Where a line contains the string "夏日音樂噴泉", copy that line.

== Provided information ==

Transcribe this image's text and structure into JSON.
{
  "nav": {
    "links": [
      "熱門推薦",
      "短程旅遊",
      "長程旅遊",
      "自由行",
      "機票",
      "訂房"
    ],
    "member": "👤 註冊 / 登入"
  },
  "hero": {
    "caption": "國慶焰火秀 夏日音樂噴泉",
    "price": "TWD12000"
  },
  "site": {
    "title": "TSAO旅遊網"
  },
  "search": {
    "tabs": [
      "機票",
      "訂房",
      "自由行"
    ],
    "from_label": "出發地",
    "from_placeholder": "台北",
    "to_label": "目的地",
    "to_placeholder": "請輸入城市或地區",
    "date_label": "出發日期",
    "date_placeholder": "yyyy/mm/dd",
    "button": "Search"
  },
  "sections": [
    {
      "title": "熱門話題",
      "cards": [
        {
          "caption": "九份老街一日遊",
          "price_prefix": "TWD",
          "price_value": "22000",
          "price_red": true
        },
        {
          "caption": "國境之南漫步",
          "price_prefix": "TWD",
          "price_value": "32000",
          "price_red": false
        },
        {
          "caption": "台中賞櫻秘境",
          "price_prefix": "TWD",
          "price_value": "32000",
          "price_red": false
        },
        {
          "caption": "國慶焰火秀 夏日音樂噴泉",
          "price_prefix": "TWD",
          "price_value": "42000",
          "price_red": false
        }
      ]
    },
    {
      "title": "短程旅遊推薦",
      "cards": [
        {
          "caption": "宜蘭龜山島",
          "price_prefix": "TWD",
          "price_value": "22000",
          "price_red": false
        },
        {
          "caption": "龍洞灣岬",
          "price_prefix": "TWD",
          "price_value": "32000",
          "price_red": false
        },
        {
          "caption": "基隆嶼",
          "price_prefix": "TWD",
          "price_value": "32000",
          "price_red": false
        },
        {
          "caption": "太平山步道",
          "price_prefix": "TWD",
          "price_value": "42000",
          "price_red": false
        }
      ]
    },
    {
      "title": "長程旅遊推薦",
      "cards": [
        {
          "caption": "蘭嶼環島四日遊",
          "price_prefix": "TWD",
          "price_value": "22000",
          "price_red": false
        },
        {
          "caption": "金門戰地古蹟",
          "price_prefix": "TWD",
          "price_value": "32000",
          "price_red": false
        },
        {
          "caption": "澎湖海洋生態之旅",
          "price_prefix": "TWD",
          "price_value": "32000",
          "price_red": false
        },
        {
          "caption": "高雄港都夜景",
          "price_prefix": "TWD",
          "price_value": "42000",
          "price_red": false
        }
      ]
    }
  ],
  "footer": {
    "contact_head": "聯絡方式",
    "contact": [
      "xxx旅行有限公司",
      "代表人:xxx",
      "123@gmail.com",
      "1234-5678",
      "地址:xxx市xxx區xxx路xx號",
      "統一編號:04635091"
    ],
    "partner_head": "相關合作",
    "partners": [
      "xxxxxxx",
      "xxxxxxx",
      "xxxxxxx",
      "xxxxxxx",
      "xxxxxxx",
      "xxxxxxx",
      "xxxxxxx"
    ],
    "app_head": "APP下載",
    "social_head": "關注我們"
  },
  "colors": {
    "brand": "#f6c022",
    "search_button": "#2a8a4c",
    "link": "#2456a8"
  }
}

===

▶ [Answer to the exercise]
    "caption": "國慶焰火秀 夏日音樂噴泉",
          "caption": "國慶焰火秀 夏日音樂噴泉",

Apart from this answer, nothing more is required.